**Source material**
- - -

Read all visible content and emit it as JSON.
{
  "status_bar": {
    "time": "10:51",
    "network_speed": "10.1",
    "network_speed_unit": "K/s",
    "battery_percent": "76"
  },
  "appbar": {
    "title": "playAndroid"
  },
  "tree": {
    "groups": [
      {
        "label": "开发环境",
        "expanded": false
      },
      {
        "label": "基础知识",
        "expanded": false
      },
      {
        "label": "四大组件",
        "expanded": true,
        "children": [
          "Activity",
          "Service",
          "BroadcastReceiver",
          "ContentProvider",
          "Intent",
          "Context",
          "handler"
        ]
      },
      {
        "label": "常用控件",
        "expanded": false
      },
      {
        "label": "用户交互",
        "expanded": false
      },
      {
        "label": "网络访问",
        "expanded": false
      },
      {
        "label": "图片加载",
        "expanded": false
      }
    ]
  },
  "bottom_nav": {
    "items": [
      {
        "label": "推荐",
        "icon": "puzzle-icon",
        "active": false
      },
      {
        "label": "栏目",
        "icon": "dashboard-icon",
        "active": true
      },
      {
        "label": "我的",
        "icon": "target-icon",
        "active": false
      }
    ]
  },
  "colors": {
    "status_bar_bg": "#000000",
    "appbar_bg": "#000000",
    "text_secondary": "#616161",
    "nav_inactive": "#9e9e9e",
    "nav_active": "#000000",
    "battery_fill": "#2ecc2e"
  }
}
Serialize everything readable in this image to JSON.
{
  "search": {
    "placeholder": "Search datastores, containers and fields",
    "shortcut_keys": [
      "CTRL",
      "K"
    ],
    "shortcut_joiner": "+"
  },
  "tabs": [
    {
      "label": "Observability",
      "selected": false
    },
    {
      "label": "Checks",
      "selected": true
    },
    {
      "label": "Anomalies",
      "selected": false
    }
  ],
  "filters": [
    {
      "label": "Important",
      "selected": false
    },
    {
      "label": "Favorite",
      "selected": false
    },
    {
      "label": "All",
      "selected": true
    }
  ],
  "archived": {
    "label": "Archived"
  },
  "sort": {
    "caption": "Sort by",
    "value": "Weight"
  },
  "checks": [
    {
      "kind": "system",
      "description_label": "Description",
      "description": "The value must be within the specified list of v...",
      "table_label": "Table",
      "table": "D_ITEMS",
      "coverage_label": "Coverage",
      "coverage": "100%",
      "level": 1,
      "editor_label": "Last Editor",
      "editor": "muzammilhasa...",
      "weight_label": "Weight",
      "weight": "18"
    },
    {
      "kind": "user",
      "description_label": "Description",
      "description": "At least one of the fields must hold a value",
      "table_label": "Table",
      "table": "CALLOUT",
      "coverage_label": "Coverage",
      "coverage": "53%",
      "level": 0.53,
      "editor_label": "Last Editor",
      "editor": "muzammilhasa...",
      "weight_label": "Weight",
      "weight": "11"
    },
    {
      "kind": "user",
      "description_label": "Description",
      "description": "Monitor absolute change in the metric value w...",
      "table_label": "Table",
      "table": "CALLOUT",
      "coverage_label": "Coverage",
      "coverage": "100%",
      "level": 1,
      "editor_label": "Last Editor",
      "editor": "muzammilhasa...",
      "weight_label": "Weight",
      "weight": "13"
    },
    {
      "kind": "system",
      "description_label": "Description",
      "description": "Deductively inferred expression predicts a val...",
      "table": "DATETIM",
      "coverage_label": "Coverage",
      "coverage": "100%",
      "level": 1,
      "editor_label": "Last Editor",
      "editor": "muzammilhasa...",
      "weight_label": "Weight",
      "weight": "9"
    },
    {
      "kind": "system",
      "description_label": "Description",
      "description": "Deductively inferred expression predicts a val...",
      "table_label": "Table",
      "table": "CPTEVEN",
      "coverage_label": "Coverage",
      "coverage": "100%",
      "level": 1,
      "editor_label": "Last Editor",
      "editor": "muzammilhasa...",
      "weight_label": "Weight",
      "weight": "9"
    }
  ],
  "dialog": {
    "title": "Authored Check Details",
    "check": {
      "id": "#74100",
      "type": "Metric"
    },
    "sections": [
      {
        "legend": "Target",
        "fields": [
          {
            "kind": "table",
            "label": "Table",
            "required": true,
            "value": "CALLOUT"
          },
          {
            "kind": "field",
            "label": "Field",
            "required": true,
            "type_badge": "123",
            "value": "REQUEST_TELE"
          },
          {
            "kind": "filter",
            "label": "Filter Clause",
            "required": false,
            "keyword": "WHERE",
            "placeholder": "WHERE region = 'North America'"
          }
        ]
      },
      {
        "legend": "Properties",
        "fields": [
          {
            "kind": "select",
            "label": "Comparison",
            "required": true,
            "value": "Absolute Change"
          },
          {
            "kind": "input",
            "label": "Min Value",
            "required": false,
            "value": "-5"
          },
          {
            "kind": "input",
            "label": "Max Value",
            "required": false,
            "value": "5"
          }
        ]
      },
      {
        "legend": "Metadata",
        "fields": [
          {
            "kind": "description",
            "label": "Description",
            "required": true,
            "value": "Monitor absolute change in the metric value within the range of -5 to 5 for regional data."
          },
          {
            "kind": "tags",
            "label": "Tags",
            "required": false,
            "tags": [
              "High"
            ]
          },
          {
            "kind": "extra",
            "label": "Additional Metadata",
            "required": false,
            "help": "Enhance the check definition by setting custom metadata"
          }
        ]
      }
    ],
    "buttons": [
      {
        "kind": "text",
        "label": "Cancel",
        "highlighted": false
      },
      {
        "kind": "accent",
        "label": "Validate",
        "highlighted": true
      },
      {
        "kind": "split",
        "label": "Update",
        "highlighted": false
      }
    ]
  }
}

- - -

**Set task**
Gather all lines of the records that include the word "icon".

**Full response**
        "icon": "puzzle-icon",
        "icon": "dashboard-icon",
        "icon": "target-icon",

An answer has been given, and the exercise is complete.